_Objective_
Repeat, exactly and in full, the lines of the listing below, but without any pictures.

==*==

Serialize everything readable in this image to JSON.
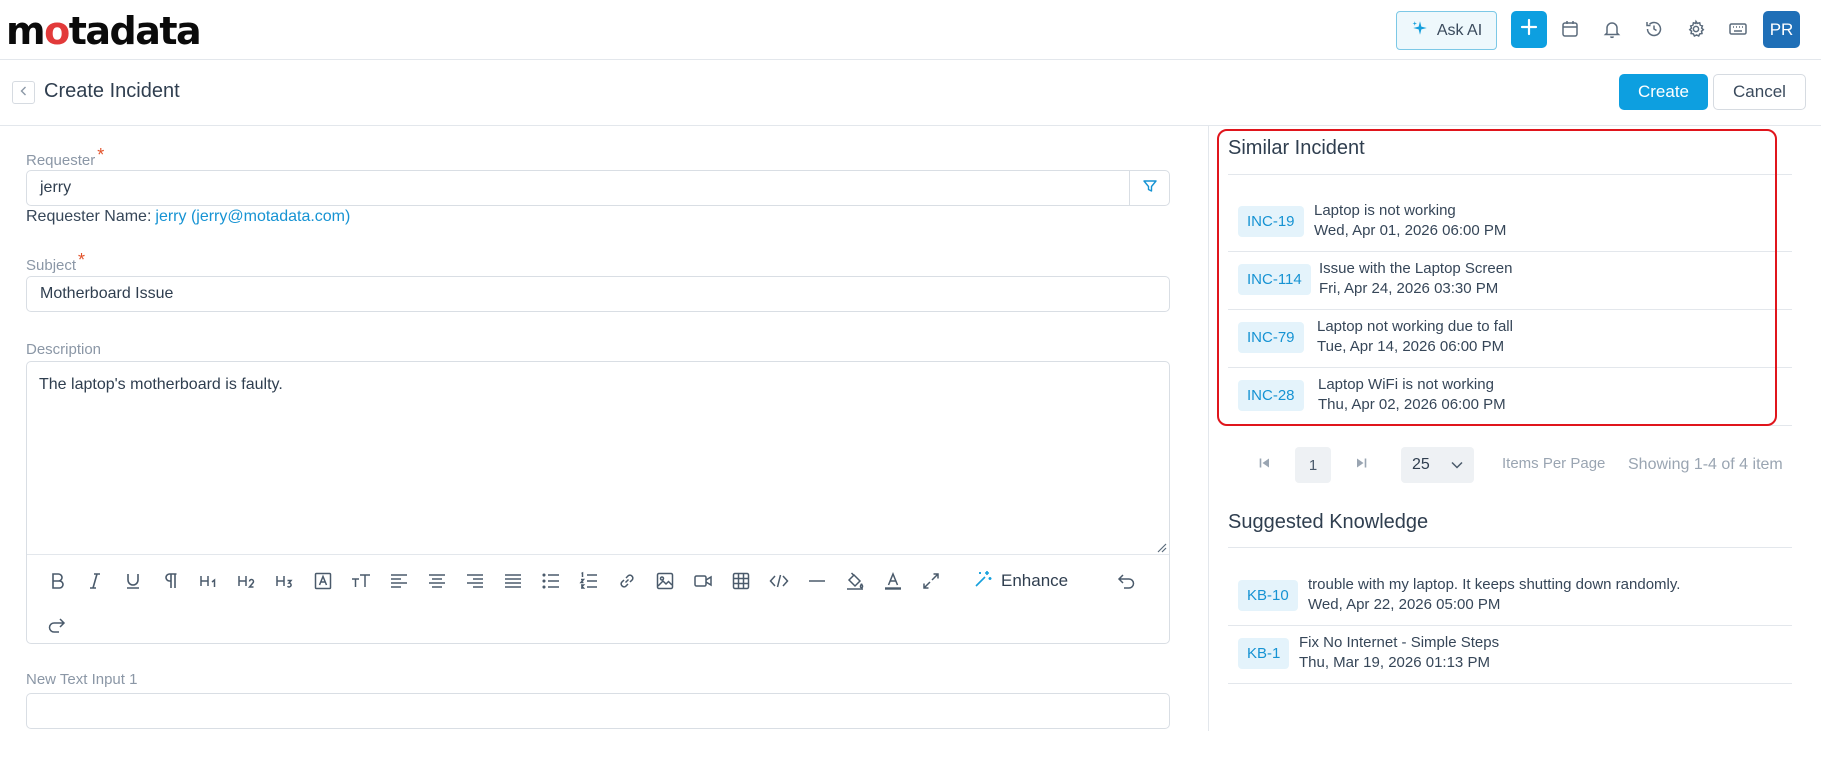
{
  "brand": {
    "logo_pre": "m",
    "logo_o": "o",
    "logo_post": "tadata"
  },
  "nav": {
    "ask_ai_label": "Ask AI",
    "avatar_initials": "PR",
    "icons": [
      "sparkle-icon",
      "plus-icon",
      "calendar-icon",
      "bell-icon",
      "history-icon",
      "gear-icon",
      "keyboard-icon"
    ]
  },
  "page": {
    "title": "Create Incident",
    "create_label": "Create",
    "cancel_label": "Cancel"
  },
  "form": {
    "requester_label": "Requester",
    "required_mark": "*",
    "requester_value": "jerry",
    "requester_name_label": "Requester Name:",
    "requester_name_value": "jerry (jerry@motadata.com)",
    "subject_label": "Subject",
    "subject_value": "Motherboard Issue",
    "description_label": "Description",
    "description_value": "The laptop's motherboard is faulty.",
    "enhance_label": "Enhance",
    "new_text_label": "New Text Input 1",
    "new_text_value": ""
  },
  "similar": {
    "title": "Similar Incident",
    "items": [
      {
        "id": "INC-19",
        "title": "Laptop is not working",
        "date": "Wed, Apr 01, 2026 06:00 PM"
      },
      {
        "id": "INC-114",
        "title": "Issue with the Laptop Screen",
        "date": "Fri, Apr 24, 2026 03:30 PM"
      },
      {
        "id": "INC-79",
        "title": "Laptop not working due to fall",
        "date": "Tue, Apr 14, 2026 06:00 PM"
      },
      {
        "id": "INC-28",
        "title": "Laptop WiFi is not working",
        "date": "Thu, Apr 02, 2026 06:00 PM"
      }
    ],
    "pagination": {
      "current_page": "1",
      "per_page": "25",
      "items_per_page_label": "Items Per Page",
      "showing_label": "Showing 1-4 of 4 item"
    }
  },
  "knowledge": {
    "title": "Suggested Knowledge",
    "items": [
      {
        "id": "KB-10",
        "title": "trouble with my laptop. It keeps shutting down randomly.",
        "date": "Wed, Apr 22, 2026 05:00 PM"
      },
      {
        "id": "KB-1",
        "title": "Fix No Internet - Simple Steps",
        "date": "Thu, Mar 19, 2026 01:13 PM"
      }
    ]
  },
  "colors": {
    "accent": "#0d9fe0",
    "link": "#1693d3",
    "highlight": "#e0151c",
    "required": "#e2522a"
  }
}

==*==

_Reply_
Serialize everything readable in this image to JSON.
{
  "brand": {
    "logo_pre": "m",
    "logo_o": "o",
    "logo_post": "tadata"
  },
  "nav": {
    "ask_ai_label": "Ask AI",
    "avatar_initials": "PR",
    "icons": [
      "sparkle-icon",
      "plus-icon",
      "calendar-icon",
      "bell-icon",
      "history-icon",
      "gear-icon",
      "keyboard-icon"
    ]
  },
  "page": {
    "title": "Create Incident",
    "create_label": "Create",
    "cancel_label": "Cancel"
  },
  "form": {
    "requester_label": "Requester",
    "required_mark": "*",
    "requester_value": "jerry",
    "requester_name_label": "Requester Name:",
    "requester_name_value": "jerry (jerry@motadata.com)",
    "subject_label": "Subject",
    "subject_value": "Motherboard Issue",
    "description_label": "Description",
    "description_value": "The laptop's motherboard is faulty.",
    "enhance_label": "Enhance",
    "new_text_label": "New Text Input 1",
    "new_text_value": ""
  },
  "similar": {
    "title": "Similar Incident",
    "items": [
      {
        "id": "INC-19",
        "title": "Laptop is not working",
        "date": "Wed, Apr 01, 2026 06:00 PM"
      },
      {
        "id": "INC-114",
        "title": "Issue with the Laptop Screen",
        "date": "Fri, Apr 24, 2026 03:30 PM"
      },
      {
        "id": "INC-79",
        "title": "Laptop not working due to fall",
        "date": "Tue, Apr 14, 2026 06:00 PM"
      },
      {
        "id": "INC-28",
        "title": "Laptop WiFi is not working",
        "date": "Thu, Apr 02, 2026 06:00 PM"
      }
    ],
    "pagination": {
      "current_page": "1",
      "per_page": "25",
      "items_per_page_label": "Items Per Page",
      "showing_label": "Showing 1-4 of 4 item"
    }
  },
  "knowledge": {
    "title": "Suggested Knowledge",
    "items": [
      {
        "id": "KB-10",
        "title": "trouble with my laptop. It keeps shutting down randomly.",
        "date": "Wed, Apr 22, 2026 05:00 PM"
      },
      {
        "id": "KB-1",
        "title": "Fix No Internet - Simple Steps",
        "date": "Thu, Mar 19, 2026 01:13 PM"
      }
    ]
  },
  "colors": {
    "accent": "#0d9fe0",
    "link": "#1693d3",
    "highlight": "#e0151c",
    "required": "#e2522a"
  }
}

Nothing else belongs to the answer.